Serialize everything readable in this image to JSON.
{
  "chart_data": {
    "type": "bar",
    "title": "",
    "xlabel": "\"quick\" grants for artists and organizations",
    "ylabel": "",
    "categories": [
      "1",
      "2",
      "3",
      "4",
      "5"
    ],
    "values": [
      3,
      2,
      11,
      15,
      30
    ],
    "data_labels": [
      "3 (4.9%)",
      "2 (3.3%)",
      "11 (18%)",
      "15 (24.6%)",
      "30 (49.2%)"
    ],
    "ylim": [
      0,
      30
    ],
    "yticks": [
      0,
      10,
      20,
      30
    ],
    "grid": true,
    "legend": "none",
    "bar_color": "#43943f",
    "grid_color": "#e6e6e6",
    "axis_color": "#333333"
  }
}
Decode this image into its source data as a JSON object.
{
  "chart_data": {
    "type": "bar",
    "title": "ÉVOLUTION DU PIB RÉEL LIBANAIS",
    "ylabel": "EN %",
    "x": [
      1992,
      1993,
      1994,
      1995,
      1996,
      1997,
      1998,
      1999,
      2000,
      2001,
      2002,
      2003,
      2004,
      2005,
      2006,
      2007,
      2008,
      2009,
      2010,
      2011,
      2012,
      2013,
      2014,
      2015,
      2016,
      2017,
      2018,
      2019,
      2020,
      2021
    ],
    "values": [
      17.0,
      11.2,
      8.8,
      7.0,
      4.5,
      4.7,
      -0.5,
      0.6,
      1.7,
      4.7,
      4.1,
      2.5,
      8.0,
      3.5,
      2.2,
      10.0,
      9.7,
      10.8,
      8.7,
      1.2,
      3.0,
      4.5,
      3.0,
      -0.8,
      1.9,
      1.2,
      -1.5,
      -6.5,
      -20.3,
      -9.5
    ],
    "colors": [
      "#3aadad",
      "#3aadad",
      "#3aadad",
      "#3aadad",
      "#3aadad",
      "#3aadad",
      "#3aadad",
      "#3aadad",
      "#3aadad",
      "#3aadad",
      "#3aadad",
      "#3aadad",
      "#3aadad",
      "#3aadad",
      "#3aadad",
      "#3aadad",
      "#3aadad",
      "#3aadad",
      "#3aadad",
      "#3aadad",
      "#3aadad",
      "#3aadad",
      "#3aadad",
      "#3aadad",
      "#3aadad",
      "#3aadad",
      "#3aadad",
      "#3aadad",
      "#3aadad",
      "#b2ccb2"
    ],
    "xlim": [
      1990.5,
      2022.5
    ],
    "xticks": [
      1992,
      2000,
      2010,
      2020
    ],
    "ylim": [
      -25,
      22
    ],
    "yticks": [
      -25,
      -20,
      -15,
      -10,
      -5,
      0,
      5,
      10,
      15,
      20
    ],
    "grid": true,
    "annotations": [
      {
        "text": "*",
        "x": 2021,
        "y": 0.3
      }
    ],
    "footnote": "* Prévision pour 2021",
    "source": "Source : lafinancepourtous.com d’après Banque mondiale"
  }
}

Set problem: From the data, pick out every line that includes "JSON".

Solution below:
Serialize everything readable in this image to JSON.
Decode this image into its source data as a JSON object.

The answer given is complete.